* _WHAT THE TASK REQUIRES_:
Only the number is wanted: how many lines of the data contain "الله"?

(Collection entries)
::::::::
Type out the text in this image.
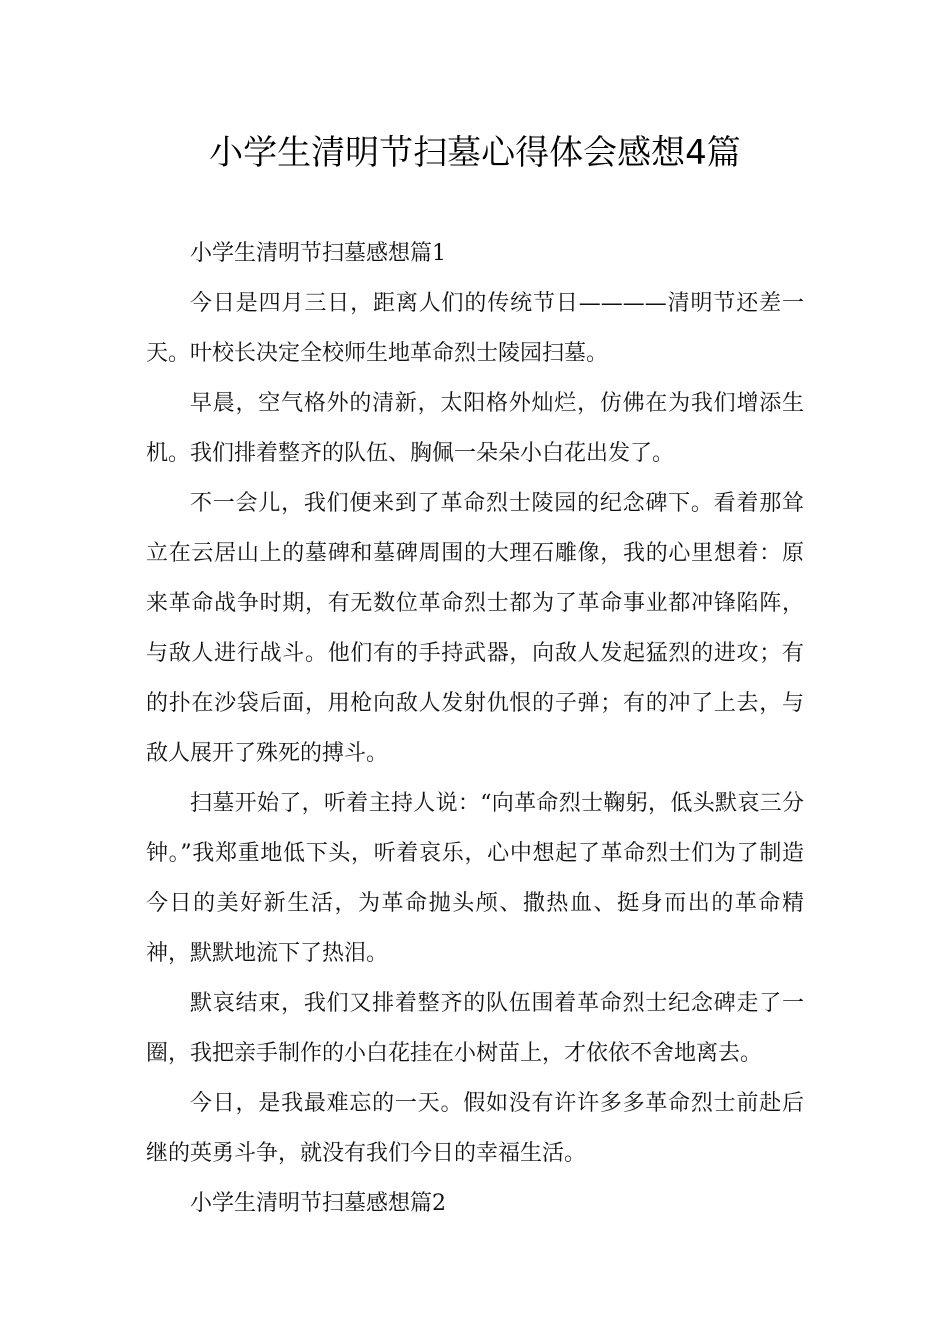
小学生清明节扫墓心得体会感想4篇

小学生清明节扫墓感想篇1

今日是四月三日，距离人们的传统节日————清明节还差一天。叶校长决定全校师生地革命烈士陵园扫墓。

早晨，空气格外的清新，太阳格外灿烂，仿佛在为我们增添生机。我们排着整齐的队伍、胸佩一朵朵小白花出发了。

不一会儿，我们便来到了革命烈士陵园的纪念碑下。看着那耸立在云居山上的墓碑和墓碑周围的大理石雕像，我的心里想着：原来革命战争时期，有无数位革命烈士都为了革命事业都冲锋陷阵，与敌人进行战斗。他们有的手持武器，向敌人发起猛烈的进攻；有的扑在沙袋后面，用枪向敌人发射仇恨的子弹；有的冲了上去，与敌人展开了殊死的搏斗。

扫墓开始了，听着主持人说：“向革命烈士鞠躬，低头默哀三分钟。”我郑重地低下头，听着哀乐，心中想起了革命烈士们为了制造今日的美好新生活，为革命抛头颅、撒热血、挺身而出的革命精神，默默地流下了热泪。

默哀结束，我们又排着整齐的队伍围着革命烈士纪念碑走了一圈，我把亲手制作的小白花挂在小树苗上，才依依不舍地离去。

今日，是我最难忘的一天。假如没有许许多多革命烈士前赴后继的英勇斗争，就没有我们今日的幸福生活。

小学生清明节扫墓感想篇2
::::::::
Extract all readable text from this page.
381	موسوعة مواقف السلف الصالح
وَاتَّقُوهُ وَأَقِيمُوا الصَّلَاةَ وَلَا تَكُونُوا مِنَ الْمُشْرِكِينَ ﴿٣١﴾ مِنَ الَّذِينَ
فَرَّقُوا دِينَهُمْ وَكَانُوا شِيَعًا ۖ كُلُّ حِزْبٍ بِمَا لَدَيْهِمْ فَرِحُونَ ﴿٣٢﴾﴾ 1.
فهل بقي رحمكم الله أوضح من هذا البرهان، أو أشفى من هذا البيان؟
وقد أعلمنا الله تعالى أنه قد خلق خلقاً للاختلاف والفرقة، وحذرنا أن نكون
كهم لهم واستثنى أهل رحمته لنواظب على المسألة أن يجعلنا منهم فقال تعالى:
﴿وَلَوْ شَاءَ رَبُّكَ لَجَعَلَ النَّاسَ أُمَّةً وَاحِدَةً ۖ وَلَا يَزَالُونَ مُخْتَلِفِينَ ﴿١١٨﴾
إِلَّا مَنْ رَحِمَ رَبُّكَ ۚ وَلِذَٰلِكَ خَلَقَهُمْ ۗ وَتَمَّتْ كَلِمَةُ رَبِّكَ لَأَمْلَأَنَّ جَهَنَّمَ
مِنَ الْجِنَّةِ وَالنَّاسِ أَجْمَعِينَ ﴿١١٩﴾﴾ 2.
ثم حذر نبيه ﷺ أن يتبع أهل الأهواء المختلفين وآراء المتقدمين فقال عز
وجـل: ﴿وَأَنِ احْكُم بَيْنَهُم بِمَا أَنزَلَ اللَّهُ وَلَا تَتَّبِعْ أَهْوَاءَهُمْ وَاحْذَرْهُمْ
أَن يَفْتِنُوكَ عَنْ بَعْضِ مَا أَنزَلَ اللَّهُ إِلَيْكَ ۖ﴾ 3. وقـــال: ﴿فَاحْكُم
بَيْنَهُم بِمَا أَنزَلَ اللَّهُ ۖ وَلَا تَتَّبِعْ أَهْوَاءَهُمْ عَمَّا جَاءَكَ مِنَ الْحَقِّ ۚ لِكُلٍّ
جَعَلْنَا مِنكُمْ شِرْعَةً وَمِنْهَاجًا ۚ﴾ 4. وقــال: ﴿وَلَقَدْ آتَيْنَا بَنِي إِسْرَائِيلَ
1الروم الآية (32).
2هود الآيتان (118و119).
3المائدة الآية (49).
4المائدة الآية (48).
::::::::
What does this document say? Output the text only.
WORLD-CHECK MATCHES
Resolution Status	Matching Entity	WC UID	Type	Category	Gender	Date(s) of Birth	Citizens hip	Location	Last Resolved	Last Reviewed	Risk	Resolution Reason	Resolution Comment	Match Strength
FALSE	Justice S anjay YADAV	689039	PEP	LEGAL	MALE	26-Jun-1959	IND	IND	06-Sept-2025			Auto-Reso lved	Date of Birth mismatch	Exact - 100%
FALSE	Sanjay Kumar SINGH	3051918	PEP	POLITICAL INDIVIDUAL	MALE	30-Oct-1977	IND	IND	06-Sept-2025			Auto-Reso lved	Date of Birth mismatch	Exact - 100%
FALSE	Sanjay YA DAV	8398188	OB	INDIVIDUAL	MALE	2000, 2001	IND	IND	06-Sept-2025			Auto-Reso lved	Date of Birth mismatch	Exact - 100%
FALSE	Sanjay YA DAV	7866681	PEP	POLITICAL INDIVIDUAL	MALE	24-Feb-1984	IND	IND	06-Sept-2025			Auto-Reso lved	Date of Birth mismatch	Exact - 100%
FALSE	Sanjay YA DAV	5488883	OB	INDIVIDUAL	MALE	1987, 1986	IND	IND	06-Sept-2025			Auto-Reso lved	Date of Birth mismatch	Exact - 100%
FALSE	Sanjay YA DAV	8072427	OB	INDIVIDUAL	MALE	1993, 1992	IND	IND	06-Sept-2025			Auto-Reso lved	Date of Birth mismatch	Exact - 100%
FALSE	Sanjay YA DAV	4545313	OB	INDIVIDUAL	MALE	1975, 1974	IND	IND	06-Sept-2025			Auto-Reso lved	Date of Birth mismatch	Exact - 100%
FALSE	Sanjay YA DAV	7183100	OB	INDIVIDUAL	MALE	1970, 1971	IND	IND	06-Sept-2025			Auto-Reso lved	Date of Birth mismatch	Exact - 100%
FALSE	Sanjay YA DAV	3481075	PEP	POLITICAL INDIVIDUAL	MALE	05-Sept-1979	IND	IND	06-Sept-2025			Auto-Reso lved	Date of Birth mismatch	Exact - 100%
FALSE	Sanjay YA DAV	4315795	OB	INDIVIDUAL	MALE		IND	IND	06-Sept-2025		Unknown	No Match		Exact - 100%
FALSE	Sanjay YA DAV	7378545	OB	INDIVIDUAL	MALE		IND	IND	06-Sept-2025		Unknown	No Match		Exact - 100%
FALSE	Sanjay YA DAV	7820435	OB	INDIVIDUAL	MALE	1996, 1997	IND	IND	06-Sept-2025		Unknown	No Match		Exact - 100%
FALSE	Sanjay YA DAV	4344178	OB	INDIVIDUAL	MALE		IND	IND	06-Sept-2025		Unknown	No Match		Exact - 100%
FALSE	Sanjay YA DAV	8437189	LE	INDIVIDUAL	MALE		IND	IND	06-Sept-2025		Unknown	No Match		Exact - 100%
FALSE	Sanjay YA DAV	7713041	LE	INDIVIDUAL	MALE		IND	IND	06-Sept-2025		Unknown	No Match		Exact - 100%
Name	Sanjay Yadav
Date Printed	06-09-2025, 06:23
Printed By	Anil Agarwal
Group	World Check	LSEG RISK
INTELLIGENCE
::::::::
* _WRITTEN RESPONSE_:
2